* Task goal
Return the listing below exactly, with the pictures dropped.

----

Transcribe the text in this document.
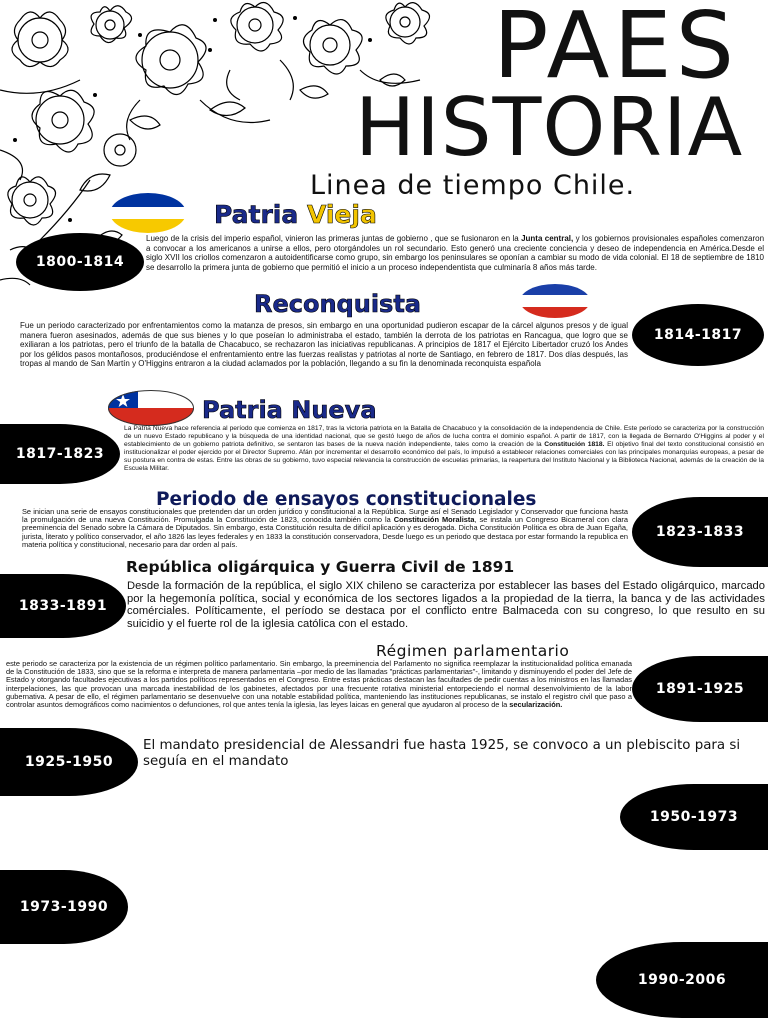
PAES
HISTORIA
Linea de tiempo Chile.
Patria Vieja
1800-1814
Luego de la crisis del imperio español, vinieron las primeras juntas de gobierno , que se fusionaron en la Junta central, y los gobiernos provisionales españoles comenzaron a convocar a los americanos a unirse a ellos, pero otorgándoles un rol secundario. Esto generó una creciente conciencia y deseo de independencia en América.Desde el siglo XVII los criollos comenzaron a autoidentificarse como grupo, sin embargo los peninsulares se oponían a cambiar su modo de vida colonial. El 18 de septiembre de 1810 se desarrollo la primera junta de gobierno que permitió el inicio a un proceso independentista que culminaría 8 años más tarde.
Reconquista
Fue un periodo caracterizado por enfrentamientos como la matanza de presos, sin embargo en una oportunidad pudieron escapar de la cárcel algunos presos y de igual manera fueron asesinados, además de que sus bienes y lo que poseían lo administraba el estado, también la derrota de los patriotas en Rancagua, que logro que se exiliaran a los patriotas, pero el triunfo de la batalla de Chacabuco, se rechazaron las iniciativas republicanas. A principios de 1817 el Ejército Libertador cruzó los Andes por los gélidos pasos montañosos, produciéndose el enfrentamiento entre las fuerzas realistas y patriotas al norte de Santiago, en febrero de 1817. Dos días después, las tropas al mando de San Martín y O'Higgins entraron a la ciudad aclamados por la población, llegando a su fin la denominada reconquista española
1814-1817
Patria Nueva
1817-1823
La Patria Nueva hace referencia al período que comienza en 1817, tras la victoria patriota en la Batalla de Chacabuco y la consolidación de la independencia de Chile. Este período se caracteriza por la construcción de un nuevo Estado republicano y la búsqueda de una identidad nacional, que se gestó luego de años de lucha contra el dominio español. A partir de 1817, con la llegada de Bernardo O'Higgins al poder y el establecimiento de un gobierno patriota definitivo, se sentaron las bases de la nueva nación independiente, tales como la creación de la Constitución 1818. El objetivo final del texto constitucional consistió en institucionalizar el poder ejercido por el Director Supremo. Afán por incrementar el desarrollo económico del país, lo impulsó a establecer relaciones comerciales con las principales monarquías europeas, a pesar de su postura en contra de estas. Entre las obras de su gobierno, tuvo especial relevancia la construcción de escuelas primarias, la reapertura del Instituto Nacional y la Biblioteca Nacional, además de la creación de la Escuela Militar.
Periodo de ensayos constitucionales
Se inician una serie de ensayos constitucionales que pretenden dar un orden jurídico y constitucional a la República. Surge así el Senado Legislador y Conservador que funciona hasta la promulgación de una nueva Constitución. Promulgada la Constitución de 1823, conocida también como la Constitución Moralista, se instala un Congreso Bicameral con clara preeminencia del Senado sobre la Cámara de Diputados. Sin embargo, esta Constitución resulta de difícil aplicación y es derogada. Dicha Constitución Política es obra de Juan Egaña, jurista, literato y político conservador, el año 1826 las leyes federales y en 1833 la constitución conservadora, Desde luego es un periodo que destaca por estar formando la republica en materia política y constitucional, necesario para dar orden al país.
1823-1833
República oligárquica y Guerra Civil de 1891
1833-1891
Desde la formación de la república, el siglo XIX chileno se caracteriza por establecer las bases del Estado oligárquico, marcado por la hegemonía política, social y económica de los sectores ligados a la propiedad de la tierra, la banca y de las actividades comérciales. Políticamente, el período se destaca por el conflicto entre Balmaceda con su congreso, lo que resulto en su suicidio y el fuerte rol de la iglesia católica con el estado.
Régimen parlamentario
este periodo se caracteriza por la existencia de un régimen político parlamentario. Sin embargo, la preeminencia del Parlamento no significa reemplazar la institucionalidad política emanada de la Constitución de 1833, sino que se la reforma e interpreta de manera parlamentaria –por medio de las llamadas "prácticas parlamentarias"-, limitando y disminuyendo el poder del Jefe de Estado y otorgando facultades ejecutivas a los partidos políticos representados en el Congreso. Entre estas prácticas destacan las facultades de pedir cuentas a los ministros en las llamadas interpelaciones, las que provocan una marcada inestabilidad de los gabinetes, afectados por una frecuente rotativa ministerial entorpeciendo el normal desenvolvimiento de la labor gubernativa. A pesar de ello, el régimen parlamentario se desenvuelve con una notable estabilidad política, manteniendo las instituciones republicanas, se instalo el registro civil que paso a controlar asuntos demográficos como nacimientos o defunciones, rol que antes tenía la iglesia, las leyes laicas en general que ayudaron al proceso de la secularización.
1891-1925
1925-1950
El mandato presidencial de Alessandri fue hasta 1925, se convoco a un plebiscito para si seguía en el mandato
1950-1973
1973-1990
1990-2006
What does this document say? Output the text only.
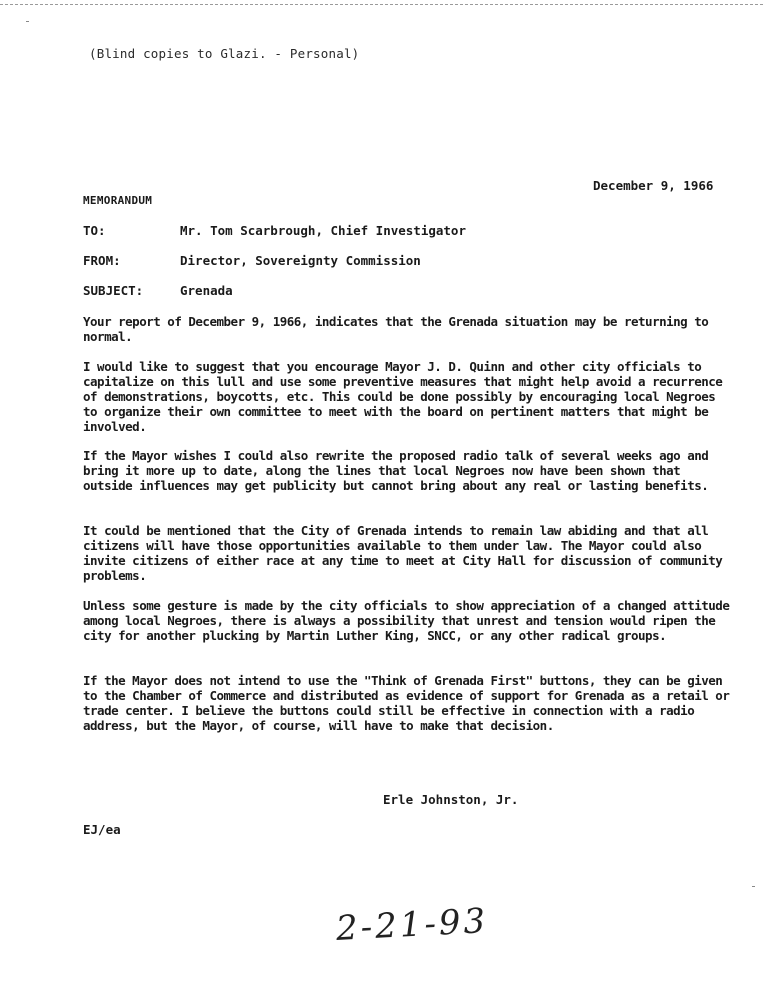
(Blind copies to Glazi. - Personal)
December 9, 1966
MEMORANDUM
TO:	Mr. Tom Scarbrough, Chief Investigator
FROM:	Director, Sovereignty Commission
SUBJECT:	Grenada
Your report of December 9, 1966, indicates that the Grenada situation may be returning to normal.
I would like to suggest that you encourage Mayor J. D. Quinn and other city officials to capitalize on this lull and use some preventive measures that might help avoid a recurrence of demonstrations, boycotts, etc. This could be done possibly by encouraging local Negroes to organize their own committee to meet with the board on pertinent matters that might be involved.
If the Mayor wishes I could also rewrite the proposed radio talk of several weeks ago and bring it more up to date, along the lines that local Negroes now have been shown that outside influences may get publicity but cannot bring about any real or lasting benefits.
It could be mentioned that the City of Grenada intends to remain law abiding and that all citizens will have those opportunities available to them under law. The Mayor could also invite citizens of either race at any time to meet at City Hall for discussion of community problems.
Unless some gesture is made by the city officials to show appreciation of a changed attitude among local Negroes, there is always a possibility that unrest and tension would ripen the city for another plucking by Martin Luther King, SNCC, or any other radical groups.
If the Mayor does not intend to use the "Think of Grenada First" buttons, they can be given to the Chamber of Commerce and distributed as evidence of support for Grenada as a retail or trade center. I believe the buttons could still be effective in connection with a radio address, but the Mayor, of course, will have to make that decision.
Erle Johnston, Jr.
EJ/ea
2-21-93
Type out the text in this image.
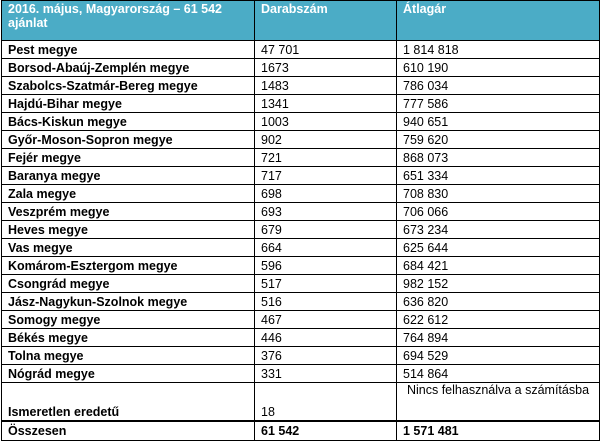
2016. május, Magyarország – 61 542 ajánlat	Darabszám	Átlagár
Pest megye	47 701	1 814 818
Borsod-Abaúj-Zemplén megye	1673	610 190
Szabolcs-Szatmár-Bereg megye	1483	786 034
Hajdú-Bihar megye	1341	777 586
Bács-Kiskun megye	1003	940 651
Győr-Moson-Sopron megye	902	759 620
Fejér megye	721	868 073
Baranya megye	717	651 334
Zala megye	698	708 830
Veszprém megye	693	706 066
Heves megye	679	673 234
Vas megye	664	625 644
Komárom-Esztergom megye	596	684 421
Csongrád megye	517	982 152
Jász-Nagykun-Szolnok megye	516	636 820
Somogy megye	467	622 612
Békés megye	446	764 894
Tolna megye	376	694 529
Nógrád megye	331	514 864
Ismeretlen eredetű	18	Nincs felhasználva a számításba
Összesen	61 542	1 571 481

----

* The answer
Transcribe the text in this document.
PAES
HISTORIA
Linea de tiempo Chile.
Patria Vieja
1800-1814
Luego de la crisis del imperio español, vinieron las primeras juntas de gobierno , que se fusionaron en la Junta central, y los gobiernos provisionales españoles comenzaron a convocar a los americanos a unirse a ellos, pero otorgándoles un rol secundario. Esto generó una creciente conciencia y deseo de independencia en América.Desde el siglo XVII los criollos comenzaron a autoidentificarse como grupo, sin embargo los peninsulares se oponían a cambiar su modo de vida colonial. El 18 de septiembre de 1810 se desarrollo la primera junta de gobierno que permitió el inicio a un proceso independentista que culminaría 8 años más tarde.
Reconquista
Fue un periodo caracterizado por enfrentamientos como la matanza de presos, sin embargo en una oportunidad pudieron escapar de la cárcel algunos presos y de igual manera fueron asesinados, además de que sus bienes y lo que poseían lo administraba el estado, también la derrota de los patriotas en Rancagua, que logro que se exiliaran a los patriotas, pero el triunfo de la batalla de Chacabuco, se rechazaron las iniciativas republicanas. A principios de 1817 el Ejército Libertador cruzó los Andes por los gélidos pasos montañosos, produciéndose el enfrentamiento entre las fuerzas realistas y patriotas al norte de Santiago, en febrero de 1817. Dos días después, las tropas al mando de San Martín y O'Higgins entraron a la ciudad aclamados por la población, llegando a su fin la denominada reconquista española
1814-1817
Patria Nueva
1817-1823
La Patria Nueva hace referencia al período que comienza en 1817, tras la victoria patriota en la Batalla de Chacabuco y la consolidación de la independencia de Chile. Este período se caracteriza por la construcción de un nuevo Estado republicano y la búsqueda de una identidad nacional, que se gestó luego de años de lucha contra el dominio español. A partir de 1817, con la llegada de Bernardo O'Higgins al poder y el establecimiento de un gobierno patriota definitivo, se sentaron las bases de la nueva nación independiente, tales como la creación de la Constitución 1818. El objetivo final del texto constitucional consistió en institucionalizar el poder ejercido por el Director Supremo. Afán por incrementar el desarrollo económico del país, lo impulsó a establecer relaciones comerciales con las principales monarquías europeas, a pesar de su postura en contra de estas. Entre las obras de su gobierno, tuvo especial relevancia la construcción de escuelas primarias, la reapertura del Instituto Nacional y la Biblioteca Nacional, además de la creación de la Escuela Militar.
Periodo de ensayos constitucionales
Se inician una serie de ensayos constitucionales que pretenden dar un orden jurídico y constitucional a la República. Surge así el Senado Legislador y Conservador que funciona hasta la promulgación de una nueva Constitución. Promulgada la Constitución de 1823, conocida también como la Constitución Moralista, se instala un Congreso Bicameral con clara preeminencia del Senado sobre la Cámara de Diputados. Sin embargo, esta Constitución resulta de difícil aplicación y es derogada. Dicha Constitución Política es obra de Juan Egaña, jurista, literato y político conservador, el año 1826 las leyes federales y en 1833 la constitución conservadora, Desde luego es un periodo que destaca por estar formando la republica en materia política y constitucional, necesario para dar orden al país.
1823-1833
República oligárquica y Guerra Civil de 1891
1833-1891
Desde la formación de la república, el siglo XIX chileno se caracteriza por establecer las bases del Estado oligárquico, marcado por la hegemonía política, social y económica de los sectores ligados a la propiedad de la tierra, la banca y de las actividades comérciales. Políticamente, el período se destaca por el conflicto entre Balmaceda con su congreso, lo que resulto en su suicidio y el fuerte rol de la iglesia católica con el estado.
Régimen parlamentario
este periodo se caracteriza por la existencia de un régimen político parlamentario. Sin embargo, la preeminencia del Parlamento no significa reemplazar la institucionalidad política emanada de la Constitución de 1833, sino que se la reforma e interpreta de manera parlamentaria –por medio de las llamadas "prácticas parlamentarias"-, limitando y disminuyendo el poder del Jefe de Estado y otorgando facultades ejecutivas a los partidos políticos representados en el Congreso. Entre estas prácticas destacan las facultades de pedir cuentas a los ministros en las llamadas interpelaciones, las que provocan una marcada inestabilidad de los gabinetes, afectados por una frecuente rotativa ministerial entorpeciendo el normal desenvolvimiento de la labor gubernativa. A pesar de ello, el régimen parlamentario se desenvuelve con una notable estabilidad política, manteniendo las instituciones republicanas, se instalo el registro civil que paso a controlar asuntos demográficos como nacimientos o defunciones, rol que antes tenía la iglesia, las leyes laicas en general que ayudaron al proceso de la secularización.
1891-1925
1925-1950
El mandato presidencial de Alessandri fue hasta 1925, se convoco a un plebiscito para si seguía en el mandato
1950-1973
1973-1990
1990-2006
What does this document say? Output the text only.
(Blind copies to Glazi. - Personal)
December 9, 1966
MEMORANDUM
TO:	Mr. Tom Scarbrough, Chief Investigator
FROM:	Director, Sovereignty Commission
SUBJECT:	Grenada
Your report of December 9, 1966, indicates that the Grenada situation may be returning to normal.
I would like to suggest that you encourage Mayor J. D. Quinn and other city officials to capitalize on this lull and use some preventive measures that might help avoid a recurrence of demonstrations, boycotts, etc. This could be done possibly by encouraging local Negroes to organize their own committee to meet with the board on pertinent matters that might be involved.
If the Mayor wishes I could also rewrite the proposed radio talk of several weeks ago and bring it more up to date, along the lines that local Negroes now have been shown that outside influences may get publicity but cannot bring about any real or lasting benefits.
It could be mentioned that the City of Grenada intends to remain law abiding and that all citizens will have those opportunities available to them under law. The Mayor could also invite citizens of either race at any time to meet at City Hall for discussion of community problems.
Unless some gesture is made by the city officials to show appreciation of a changed attitude among local Negroes, there is always a possibility that unrest and tension would ripen the city for another plucking by Martin Luther King, SNCC, or any other radical groups.
If the Mayor does not intend to use the "Think of Grenada First" buttons, they can be given to the Chamber of Commerce and distributed as evidence of support for Grenada as a retail or trade center. I believe the buttons could still be effective in connection with a radio address, but the Mayor, of course, will have to make that decision.
Erle Johnston, Jr.
EJ/ea
2-21-93
Type out the text in this image.
2016. május, Magyarország – 61 542 ajánlat	Darabszám	Átlagár
Pest megye	47 701	1 814 818
Borsod-Abaúj-Zemplén megye	1673	610 190
Szabolcs-Szatmár-Bereg megye	1483	786 034
Hajdú-Bihar megye	1341	777 586
Bács-Kiskun megye	1003	940 651
Győr-Moson-Sopron megye	902	759 620
Fejér megye	721	868 073
Baranya megye	717	651 334
Zala megye	698	708 830
Veszprém megye	693	706 066
Heves megye	679	673 234
Vas megye	664	625 644
Komárom-Esztergom megye	596	684 421
Csongrád megye	517	982 152
Jász-Nagykun-Szolnok megye	516	636 820
Somogy megye	467	622 612
Békés megye	446	764 894
Tolna megye	376	694 529
Nógrád megye	331	514 864
Ismeretlen eredetű	18	Nincs felhasználva a számításba
Összesen	61 542	1 571 481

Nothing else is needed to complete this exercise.